「candle-holder-model[interactable]: [68, 125, 415, 425]」を含む行から「What elements are」を含む行までを、「floor-grid」を「ground-grid」に置き換えて書き直してください。ほかの部分は一切変えないでください。

=== 提供された記録 ===
:::
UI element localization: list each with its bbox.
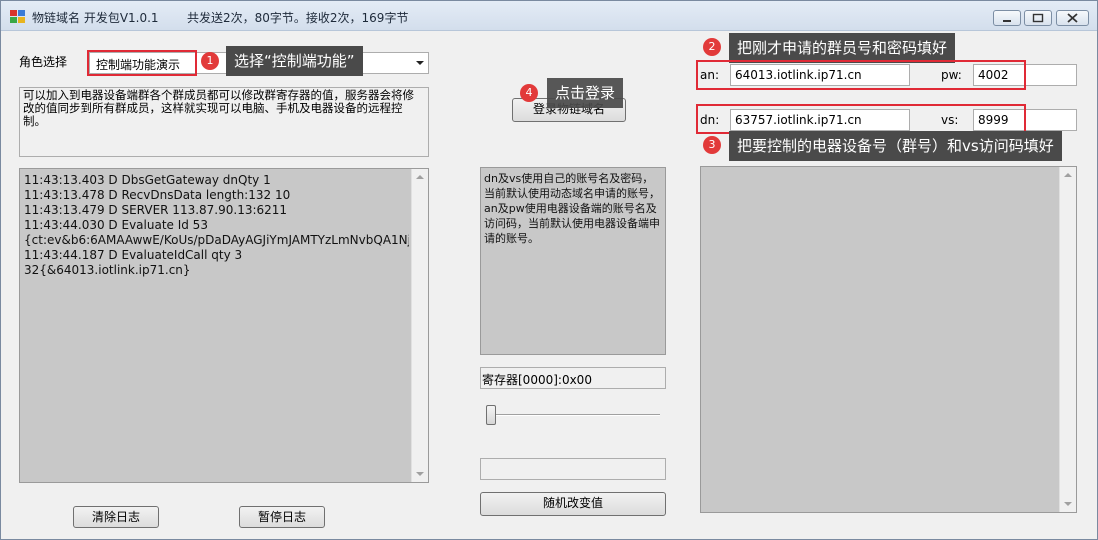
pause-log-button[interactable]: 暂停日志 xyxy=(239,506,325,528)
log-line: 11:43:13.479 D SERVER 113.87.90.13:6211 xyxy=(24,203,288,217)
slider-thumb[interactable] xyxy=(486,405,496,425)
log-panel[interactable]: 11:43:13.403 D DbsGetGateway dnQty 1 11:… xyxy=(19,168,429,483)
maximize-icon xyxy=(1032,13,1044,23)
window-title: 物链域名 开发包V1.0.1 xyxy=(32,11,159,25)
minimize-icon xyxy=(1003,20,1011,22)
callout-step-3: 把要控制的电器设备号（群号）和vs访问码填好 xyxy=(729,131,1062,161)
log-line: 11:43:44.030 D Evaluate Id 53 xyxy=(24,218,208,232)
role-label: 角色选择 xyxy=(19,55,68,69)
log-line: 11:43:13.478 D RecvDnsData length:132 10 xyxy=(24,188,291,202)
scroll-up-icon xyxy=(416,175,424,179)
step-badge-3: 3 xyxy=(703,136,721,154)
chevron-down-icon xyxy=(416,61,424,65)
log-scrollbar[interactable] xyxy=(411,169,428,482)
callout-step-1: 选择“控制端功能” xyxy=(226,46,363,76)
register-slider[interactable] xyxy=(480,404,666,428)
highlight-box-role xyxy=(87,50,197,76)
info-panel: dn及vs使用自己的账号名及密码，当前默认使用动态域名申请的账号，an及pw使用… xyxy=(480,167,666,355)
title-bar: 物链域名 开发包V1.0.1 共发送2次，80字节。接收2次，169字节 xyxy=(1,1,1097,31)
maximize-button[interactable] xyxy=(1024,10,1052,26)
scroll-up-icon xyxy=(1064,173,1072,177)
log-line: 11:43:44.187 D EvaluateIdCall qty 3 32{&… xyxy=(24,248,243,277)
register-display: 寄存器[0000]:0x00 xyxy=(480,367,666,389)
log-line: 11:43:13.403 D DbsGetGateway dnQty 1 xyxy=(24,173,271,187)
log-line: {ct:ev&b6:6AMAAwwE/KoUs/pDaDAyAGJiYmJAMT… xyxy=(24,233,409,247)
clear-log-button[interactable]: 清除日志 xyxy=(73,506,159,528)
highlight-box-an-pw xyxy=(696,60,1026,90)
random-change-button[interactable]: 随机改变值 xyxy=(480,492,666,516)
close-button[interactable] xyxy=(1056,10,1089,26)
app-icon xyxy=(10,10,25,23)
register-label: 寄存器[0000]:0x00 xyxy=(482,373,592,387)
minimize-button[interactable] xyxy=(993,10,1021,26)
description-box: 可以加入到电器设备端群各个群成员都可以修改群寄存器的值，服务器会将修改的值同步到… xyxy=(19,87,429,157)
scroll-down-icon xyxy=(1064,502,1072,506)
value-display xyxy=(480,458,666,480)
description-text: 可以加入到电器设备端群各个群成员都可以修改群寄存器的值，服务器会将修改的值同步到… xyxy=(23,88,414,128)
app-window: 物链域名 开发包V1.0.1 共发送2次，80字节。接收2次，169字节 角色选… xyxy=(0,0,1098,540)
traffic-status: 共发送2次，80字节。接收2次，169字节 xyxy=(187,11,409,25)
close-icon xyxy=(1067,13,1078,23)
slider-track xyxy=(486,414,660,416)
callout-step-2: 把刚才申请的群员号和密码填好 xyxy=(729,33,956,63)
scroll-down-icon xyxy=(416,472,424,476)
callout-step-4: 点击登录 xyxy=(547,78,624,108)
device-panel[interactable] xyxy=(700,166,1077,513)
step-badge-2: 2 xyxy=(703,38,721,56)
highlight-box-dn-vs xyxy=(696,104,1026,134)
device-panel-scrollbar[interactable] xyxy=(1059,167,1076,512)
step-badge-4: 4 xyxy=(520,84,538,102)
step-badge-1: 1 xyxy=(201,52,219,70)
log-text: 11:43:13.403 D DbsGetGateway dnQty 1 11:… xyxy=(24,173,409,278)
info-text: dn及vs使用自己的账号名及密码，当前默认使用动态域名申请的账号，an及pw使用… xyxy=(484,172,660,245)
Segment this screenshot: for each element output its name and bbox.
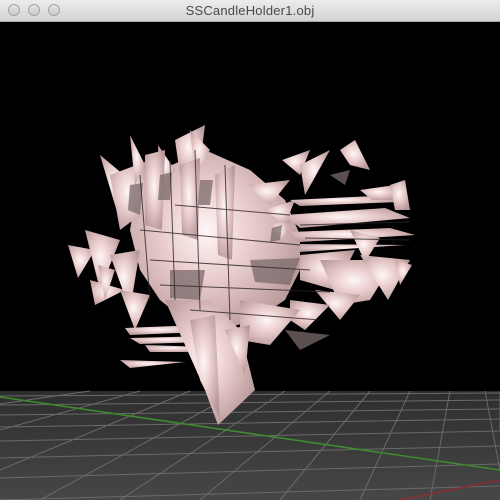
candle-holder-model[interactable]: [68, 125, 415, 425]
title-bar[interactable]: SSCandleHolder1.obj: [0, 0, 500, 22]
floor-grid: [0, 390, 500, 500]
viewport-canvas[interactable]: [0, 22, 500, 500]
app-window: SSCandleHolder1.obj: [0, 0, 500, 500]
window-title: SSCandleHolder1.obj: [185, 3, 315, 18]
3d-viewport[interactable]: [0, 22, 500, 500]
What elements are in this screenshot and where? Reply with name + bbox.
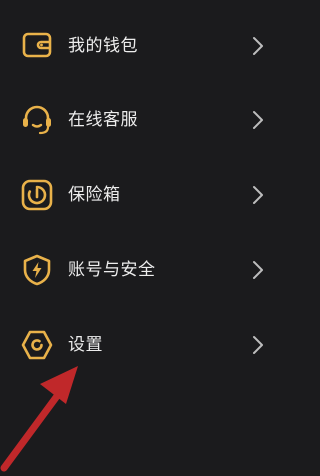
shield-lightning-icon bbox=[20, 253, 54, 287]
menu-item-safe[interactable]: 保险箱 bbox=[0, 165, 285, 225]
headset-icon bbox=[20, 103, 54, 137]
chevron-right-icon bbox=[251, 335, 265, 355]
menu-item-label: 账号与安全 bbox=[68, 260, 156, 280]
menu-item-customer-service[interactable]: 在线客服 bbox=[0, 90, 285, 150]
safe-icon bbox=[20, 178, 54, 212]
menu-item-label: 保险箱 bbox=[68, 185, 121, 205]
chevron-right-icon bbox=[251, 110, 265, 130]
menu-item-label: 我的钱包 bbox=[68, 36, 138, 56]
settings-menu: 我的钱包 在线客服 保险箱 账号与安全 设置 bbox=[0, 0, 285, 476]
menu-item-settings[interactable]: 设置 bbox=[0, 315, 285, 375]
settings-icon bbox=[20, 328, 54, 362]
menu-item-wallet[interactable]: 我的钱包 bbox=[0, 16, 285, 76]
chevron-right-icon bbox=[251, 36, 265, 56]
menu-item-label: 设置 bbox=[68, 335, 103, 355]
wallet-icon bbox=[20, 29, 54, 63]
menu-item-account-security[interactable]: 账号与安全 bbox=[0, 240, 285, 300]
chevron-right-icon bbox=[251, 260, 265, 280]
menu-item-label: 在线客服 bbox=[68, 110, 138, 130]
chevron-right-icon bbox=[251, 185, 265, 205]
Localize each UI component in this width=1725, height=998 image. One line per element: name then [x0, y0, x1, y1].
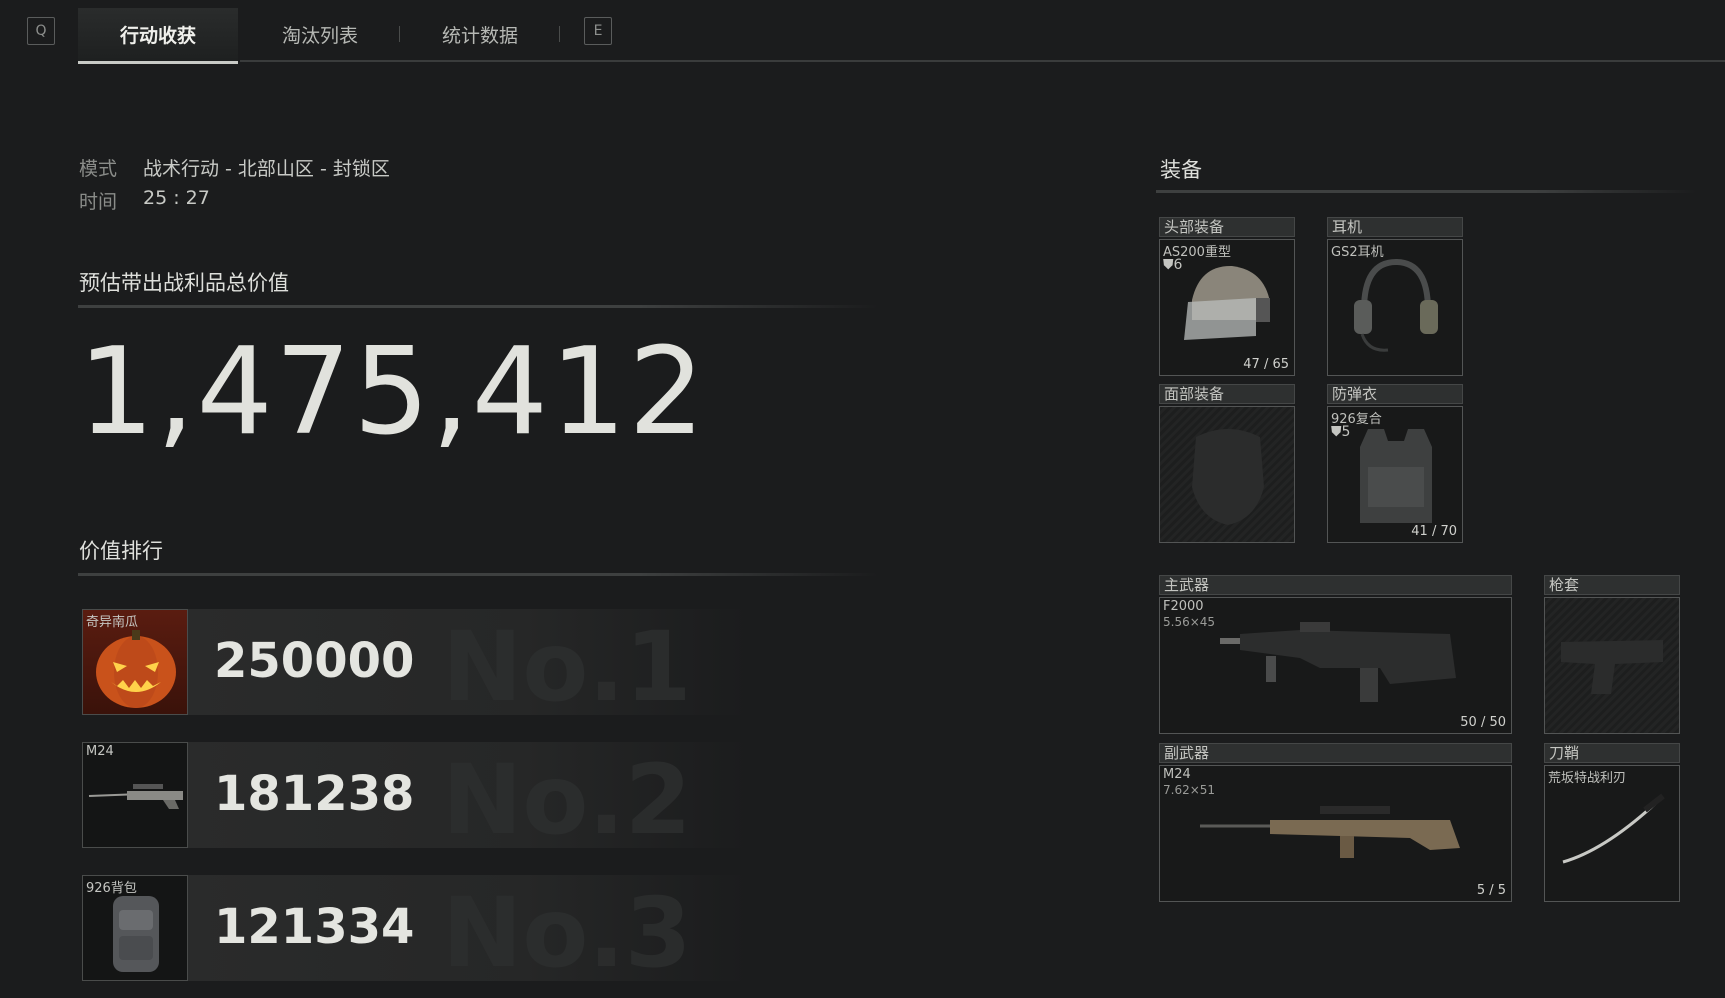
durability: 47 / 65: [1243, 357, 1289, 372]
:::
=== 完全な解答 ===
candle-holder-model[interactable]: [68, 125, 415, 425]
title-bar[interactable]: SSCandleHolder1.obj: [0, 0, 500, 22]
ground-grid: [0, 390, 500, 500]
viewport-canvas[interactable]: [0, 22, 500, 500]
app-window: SSCandleHolder1.obj: [0, 0, 500, 500]
window-title: SSCandleHolder1.obj: [185, 3, 315, 18]
3d-viewport[interactable]: [0, 22, 500, 500]
What elements are in this screenshot and where? Reply with name + bbox.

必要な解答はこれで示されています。